EXTRACT:
4. Event Propagation: Bubbling and Composed
Understanding event propagation is essential for the exam:
- bubbles: false, composed: false (default) – The event only reaches the immediate parent. It does not cross the shadow DOM boundary.
- bubbles: true, composed: false – The event bubbles up through the component's own shadow tree but stops at the shadow DOM boundary (the host element).
- bubbles: true, composed: true – The event bubbles up and crosses shadow DOM boundaries, reaching ancestors higher in the DOM tree. Standard DOM events like 'click' behave this way.
For the exam, remember: the default behavior of custom events is non-bubbling, non-composed.
5. @api Methods (Parent Calling Child Methods)
A parent can imperatively call a method on a child component if that method is decorated with @api.
Child Component:
@api
refreshData() {
// logic to refresh
}
Parent Component:
this.template.querySelector('c-child-comp').refreshData();
This is useful for actions like resetting a form, triggering a refresh, or focusing an input.
Summary Table of Communication Patterns
| Direction | Mechanism | Key Decorator/API |
| Parent → Child | Public properties | @api property |
| Parent → Child | Public methods | @api method + querySelector |
| Child → Parent | Custom events | new CustomEvent + dispatchEvent |
| Unrelated | Lightning Message Service | publish / subscribe |
Exam Tips: Answering Questions on LWC Events and Component Communication
1. Identify the relationship first. Before choosing a mechanism, determine if the components are parent-child or unrelated. Parent-child uses @api and events. Unrelated components use LMS.

STUDY MATERIAL:
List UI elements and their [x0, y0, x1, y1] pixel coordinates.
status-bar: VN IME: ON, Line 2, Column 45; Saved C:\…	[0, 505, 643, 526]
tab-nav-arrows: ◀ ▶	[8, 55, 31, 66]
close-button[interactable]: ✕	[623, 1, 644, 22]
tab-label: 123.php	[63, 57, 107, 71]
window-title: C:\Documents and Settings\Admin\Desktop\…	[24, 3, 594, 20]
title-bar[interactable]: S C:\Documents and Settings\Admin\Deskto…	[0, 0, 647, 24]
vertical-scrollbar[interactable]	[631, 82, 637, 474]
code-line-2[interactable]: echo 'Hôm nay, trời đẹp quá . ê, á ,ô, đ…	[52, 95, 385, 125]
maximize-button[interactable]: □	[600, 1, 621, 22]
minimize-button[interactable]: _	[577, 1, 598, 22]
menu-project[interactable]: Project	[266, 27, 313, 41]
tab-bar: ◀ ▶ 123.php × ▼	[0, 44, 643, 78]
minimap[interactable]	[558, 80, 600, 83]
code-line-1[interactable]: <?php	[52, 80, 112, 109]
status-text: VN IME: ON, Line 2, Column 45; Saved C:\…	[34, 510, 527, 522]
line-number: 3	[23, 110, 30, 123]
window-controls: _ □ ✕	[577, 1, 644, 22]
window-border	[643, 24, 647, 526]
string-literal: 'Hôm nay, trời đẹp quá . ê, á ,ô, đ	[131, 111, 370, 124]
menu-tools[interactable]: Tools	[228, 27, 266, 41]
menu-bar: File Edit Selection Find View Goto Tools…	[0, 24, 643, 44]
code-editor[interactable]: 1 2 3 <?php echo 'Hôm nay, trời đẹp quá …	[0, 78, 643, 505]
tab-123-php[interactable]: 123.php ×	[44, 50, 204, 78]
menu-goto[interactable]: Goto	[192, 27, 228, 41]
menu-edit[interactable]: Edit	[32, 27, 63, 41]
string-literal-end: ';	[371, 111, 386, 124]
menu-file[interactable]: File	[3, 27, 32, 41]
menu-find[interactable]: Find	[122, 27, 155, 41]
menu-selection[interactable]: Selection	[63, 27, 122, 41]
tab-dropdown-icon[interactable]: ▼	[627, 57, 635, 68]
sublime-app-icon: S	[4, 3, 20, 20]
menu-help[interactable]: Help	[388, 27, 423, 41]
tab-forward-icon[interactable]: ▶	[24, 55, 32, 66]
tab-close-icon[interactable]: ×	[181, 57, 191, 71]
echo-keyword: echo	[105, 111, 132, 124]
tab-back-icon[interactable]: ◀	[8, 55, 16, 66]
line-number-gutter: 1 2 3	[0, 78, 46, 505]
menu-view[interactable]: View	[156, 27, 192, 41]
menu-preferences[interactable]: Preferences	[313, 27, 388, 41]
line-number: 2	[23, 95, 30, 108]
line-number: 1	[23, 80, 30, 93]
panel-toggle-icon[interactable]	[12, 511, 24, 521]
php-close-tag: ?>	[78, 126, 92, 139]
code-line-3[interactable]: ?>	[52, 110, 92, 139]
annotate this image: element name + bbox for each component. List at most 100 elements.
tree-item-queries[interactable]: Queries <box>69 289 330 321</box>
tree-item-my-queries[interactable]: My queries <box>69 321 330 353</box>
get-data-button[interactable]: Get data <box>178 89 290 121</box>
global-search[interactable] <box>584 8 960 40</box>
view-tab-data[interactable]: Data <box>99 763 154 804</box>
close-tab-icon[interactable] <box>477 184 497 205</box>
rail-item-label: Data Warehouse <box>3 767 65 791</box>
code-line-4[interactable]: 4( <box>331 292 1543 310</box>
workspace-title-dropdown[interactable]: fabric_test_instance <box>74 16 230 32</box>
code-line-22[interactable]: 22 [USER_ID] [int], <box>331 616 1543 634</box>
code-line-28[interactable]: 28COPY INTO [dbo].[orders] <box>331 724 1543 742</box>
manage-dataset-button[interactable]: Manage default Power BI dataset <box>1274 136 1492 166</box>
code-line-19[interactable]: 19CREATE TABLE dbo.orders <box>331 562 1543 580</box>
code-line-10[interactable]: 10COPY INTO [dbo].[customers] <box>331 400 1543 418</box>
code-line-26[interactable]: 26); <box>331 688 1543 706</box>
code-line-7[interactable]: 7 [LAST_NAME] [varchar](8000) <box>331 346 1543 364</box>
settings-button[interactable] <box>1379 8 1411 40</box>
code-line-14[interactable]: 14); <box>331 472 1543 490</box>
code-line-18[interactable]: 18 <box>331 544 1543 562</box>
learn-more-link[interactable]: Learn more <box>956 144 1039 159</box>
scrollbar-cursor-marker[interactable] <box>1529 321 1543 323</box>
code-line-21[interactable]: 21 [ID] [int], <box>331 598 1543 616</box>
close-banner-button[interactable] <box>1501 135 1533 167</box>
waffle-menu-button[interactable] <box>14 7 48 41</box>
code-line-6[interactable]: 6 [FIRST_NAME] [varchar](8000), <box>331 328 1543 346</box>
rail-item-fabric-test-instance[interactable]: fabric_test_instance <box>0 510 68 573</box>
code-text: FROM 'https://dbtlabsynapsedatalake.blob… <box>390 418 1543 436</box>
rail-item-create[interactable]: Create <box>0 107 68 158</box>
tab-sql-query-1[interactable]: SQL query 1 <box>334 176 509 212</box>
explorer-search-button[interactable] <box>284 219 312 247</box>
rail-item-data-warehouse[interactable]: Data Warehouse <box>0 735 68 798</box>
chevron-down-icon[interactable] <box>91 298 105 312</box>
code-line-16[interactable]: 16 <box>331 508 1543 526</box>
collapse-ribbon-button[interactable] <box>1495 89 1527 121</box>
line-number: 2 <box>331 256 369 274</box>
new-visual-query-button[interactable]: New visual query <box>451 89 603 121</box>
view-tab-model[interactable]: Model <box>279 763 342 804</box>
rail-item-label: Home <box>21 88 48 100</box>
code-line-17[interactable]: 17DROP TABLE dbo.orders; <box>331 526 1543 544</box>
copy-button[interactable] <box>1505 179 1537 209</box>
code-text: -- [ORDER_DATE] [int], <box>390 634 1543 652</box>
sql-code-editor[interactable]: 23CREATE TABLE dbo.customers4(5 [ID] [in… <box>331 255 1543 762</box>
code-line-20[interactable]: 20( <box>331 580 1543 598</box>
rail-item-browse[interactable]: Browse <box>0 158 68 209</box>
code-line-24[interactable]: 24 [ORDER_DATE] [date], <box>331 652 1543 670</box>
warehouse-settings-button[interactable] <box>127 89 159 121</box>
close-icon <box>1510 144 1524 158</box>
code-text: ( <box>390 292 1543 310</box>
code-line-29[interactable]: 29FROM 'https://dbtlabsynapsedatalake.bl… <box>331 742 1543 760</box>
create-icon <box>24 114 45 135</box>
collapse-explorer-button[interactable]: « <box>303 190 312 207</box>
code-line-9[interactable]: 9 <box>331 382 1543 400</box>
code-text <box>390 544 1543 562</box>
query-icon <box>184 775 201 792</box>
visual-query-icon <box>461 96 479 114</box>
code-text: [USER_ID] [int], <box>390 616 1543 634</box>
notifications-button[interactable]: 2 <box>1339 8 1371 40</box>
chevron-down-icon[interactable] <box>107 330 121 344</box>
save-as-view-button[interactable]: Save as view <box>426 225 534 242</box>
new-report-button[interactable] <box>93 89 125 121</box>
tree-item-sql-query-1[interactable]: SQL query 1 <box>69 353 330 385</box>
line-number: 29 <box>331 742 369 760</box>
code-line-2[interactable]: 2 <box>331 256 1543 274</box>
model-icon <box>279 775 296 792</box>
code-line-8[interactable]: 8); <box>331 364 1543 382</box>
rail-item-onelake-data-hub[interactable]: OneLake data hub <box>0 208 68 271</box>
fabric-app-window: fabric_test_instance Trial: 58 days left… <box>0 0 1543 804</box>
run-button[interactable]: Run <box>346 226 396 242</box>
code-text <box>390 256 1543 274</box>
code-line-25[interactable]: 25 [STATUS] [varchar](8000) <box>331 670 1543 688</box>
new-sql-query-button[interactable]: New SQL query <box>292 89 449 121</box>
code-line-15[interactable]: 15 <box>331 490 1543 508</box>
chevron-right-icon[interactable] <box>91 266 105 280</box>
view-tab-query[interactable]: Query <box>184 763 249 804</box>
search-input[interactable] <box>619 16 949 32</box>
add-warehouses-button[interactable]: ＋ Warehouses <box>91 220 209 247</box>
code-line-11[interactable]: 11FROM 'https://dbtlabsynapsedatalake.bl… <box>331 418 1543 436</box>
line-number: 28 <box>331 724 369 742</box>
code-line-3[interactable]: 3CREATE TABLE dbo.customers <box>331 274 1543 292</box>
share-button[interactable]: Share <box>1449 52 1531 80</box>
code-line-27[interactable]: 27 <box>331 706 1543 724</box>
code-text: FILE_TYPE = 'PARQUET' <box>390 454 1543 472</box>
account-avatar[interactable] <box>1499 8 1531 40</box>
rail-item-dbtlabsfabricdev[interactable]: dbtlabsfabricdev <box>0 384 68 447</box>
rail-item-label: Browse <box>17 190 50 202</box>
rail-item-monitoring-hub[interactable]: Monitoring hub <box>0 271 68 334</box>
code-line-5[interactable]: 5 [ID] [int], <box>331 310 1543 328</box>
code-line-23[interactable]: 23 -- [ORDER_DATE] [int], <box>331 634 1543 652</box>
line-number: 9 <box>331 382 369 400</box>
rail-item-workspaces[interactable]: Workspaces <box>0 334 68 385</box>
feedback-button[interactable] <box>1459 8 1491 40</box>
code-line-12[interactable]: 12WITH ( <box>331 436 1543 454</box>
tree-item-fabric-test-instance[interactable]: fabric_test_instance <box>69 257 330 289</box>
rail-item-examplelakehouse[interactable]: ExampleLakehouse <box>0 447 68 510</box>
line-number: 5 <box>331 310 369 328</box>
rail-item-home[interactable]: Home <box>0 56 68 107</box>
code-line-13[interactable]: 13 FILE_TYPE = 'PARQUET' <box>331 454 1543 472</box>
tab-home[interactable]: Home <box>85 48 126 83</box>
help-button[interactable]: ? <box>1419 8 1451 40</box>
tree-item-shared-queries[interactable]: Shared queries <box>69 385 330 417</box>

EXERCISE: Echo word for word the part of the LWC component communication notes that begins at "- bubbles: true, composed: false" and ends after "focusing an input.".

RESULT:
- bubbles: true, composed: false – The event bubbles up through the component's own shadow tree but stops at the shadow DOM boundary (the host element).
- bubbles: true, composed: true – The event bubbles up and crosses shadow DOM boundaries, reaching ancestors higher in the DOM tree. Standard DOM events like 'click' behave this way.
For the exam, remember: the default behavior of custom events is non-bubbling, non-composed.
5. @api Methods (Parent Calling Child Methods)
A parent can imperatively call a method on a child component if that method is decorated with @api.
Child Component:
@api
refreshData() {
// logic to refresh
}
Parent Component:
this.template.querySelector('c-child-comp').refreshData();
This is useful for actions like resetting a form, triggering a refresh, or focusing an input.